--- start Supplied records ---
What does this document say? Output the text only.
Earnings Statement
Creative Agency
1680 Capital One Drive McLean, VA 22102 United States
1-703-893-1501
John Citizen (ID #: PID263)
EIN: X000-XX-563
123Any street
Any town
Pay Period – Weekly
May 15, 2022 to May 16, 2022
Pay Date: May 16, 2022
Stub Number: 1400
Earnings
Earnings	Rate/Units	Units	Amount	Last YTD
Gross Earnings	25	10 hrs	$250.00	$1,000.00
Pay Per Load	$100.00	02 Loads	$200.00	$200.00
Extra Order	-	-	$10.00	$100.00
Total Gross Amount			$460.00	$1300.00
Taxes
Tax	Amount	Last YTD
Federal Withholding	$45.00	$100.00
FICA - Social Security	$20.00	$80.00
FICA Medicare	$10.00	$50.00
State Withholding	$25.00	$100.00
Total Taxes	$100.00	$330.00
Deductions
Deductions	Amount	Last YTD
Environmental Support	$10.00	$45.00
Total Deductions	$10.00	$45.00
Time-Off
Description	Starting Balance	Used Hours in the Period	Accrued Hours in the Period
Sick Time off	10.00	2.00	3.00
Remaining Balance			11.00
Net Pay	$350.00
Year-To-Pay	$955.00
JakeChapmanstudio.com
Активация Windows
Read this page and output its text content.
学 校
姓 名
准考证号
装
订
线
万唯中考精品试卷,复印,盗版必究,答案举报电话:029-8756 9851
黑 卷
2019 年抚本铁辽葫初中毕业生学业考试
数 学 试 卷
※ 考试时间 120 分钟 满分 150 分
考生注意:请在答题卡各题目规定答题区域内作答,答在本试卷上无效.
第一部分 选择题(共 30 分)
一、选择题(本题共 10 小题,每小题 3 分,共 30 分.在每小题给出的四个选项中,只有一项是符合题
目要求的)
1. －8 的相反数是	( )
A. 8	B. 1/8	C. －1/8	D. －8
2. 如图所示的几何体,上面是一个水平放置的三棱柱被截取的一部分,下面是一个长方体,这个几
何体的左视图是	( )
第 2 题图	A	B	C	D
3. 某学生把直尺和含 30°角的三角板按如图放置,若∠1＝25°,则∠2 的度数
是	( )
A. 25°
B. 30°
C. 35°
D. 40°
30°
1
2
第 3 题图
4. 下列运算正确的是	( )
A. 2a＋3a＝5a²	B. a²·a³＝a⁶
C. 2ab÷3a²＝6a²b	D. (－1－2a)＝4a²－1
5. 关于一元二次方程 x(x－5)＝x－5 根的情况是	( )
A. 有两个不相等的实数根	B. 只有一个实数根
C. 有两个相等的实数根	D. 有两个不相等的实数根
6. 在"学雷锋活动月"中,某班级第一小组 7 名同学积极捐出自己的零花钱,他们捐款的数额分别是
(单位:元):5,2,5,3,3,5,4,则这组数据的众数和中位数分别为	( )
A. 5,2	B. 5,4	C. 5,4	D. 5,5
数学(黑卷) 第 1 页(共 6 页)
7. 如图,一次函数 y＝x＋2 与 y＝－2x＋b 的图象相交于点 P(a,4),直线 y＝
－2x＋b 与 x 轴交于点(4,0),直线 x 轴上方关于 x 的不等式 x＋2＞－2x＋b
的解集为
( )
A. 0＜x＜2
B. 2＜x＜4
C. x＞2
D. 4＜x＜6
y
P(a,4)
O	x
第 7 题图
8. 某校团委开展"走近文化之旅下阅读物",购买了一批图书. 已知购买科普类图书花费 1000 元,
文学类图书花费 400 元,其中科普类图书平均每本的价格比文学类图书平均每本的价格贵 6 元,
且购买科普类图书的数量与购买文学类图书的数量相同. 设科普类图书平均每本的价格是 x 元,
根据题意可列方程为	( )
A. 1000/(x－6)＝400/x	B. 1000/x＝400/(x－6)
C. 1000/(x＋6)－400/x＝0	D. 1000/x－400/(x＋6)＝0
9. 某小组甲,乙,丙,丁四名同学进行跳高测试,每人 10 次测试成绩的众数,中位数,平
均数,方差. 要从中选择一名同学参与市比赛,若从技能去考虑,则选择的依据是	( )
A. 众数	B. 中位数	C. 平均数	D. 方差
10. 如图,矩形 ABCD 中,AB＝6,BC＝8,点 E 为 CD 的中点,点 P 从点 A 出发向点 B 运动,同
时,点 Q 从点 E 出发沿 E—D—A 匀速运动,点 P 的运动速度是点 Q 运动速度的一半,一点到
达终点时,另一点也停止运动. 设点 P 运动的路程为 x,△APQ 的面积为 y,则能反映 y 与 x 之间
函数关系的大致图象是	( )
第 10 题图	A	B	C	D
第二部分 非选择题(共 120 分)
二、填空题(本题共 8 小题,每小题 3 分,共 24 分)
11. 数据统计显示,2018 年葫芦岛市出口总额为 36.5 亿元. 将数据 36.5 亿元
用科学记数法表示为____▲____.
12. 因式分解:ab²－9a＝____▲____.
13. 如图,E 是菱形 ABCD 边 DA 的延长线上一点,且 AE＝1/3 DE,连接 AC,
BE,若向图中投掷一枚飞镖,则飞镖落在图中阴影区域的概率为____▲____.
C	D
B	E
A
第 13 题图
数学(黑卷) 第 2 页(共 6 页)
--- end Supplied records ---
--- start Supplied records ---
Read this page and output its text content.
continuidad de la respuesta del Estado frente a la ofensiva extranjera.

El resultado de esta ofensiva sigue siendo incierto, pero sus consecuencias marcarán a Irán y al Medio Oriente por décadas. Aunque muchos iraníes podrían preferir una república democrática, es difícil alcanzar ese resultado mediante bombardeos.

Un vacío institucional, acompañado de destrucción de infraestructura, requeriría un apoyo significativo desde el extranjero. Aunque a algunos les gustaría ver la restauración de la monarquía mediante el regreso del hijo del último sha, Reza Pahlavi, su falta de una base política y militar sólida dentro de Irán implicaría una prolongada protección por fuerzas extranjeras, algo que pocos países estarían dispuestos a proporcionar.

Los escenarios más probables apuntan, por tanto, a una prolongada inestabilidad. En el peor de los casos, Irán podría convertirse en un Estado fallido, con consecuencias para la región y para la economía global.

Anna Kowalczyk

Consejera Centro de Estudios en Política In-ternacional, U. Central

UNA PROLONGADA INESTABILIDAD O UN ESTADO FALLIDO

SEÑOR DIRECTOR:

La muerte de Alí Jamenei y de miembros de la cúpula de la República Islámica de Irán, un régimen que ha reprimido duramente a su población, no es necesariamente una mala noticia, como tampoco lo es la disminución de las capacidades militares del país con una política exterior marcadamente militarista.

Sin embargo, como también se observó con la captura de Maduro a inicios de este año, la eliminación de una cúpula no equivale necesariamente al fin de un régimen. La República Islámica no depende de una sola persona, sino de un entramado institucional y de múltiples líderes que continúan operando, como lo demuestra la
--- end Supplied records ---
Copy whichever lines in the listing above contain the word "consecuencias".

*Final result*.
El resultado de esta ofensiva sigue siendo incierto, pero sus consecuencias marcarán a Irán y al Medio Oriente por décadas. Aunque muchos iraníes podrían preferir una república democrática, es difícil alcanzar ese resultado mediante bombardeos.
Los escenarios más probables apuntan, por tanto, a una prolongada inestabilidad. En el peor de los casos, Irán podría convertirse en un Estado fallido, con consecuencias para la región y para la economía global.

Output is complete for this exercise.